### WORK TO BE COMPLETED
Copy out all lines in the data below containing the string "name".

### Excerpts from a figure dataset
__________________________________________________

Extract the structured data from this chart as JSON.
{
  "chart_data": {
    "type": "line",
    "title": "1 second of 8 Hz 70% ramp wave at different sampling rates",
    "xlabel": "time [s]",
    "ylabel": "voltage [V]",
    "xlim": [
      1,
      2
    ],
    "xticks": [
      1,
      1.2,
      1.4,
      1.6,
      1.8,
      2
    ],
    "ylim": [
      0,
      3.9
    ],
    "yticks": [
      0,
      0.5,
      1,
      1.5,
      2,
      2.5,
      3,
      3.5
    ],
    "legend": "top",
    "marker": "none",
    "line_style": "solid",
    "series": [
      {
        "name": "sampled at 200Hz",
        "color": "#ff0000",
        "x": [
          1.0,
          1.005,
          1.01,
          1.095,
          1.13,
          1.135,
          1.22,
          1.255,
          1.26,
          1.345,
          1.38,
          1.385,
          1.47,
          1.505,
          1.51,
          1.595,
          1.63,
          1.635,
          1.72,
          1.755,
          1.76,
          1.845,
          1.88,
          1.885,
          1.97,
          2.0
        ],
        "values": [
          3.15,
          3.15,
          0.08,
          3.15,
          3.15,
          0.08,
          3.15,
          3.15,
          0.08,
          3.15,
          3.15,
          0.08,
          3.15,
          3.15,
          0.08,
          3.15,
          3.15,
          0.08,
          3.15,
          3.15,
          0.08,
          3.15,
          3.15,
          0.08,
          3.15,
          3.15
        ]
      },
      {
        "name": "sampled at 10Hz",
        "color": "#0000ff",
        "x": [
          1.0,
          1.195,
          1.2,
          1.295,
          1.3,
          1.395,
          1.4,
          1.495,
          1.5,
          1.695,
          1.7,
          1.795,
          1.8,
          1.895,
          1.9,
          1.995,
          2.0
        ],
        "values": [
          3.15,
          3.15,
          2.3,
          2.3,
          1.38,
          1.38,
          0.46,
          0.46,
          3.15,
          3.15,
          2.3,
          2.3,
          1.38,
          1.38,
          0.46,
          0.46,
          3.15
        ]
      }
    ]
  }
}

__________________________________________________

### WRITTEN SOLUTION
        "name": "sampled at 200Hz",
        "name": "sampled at 10Hz",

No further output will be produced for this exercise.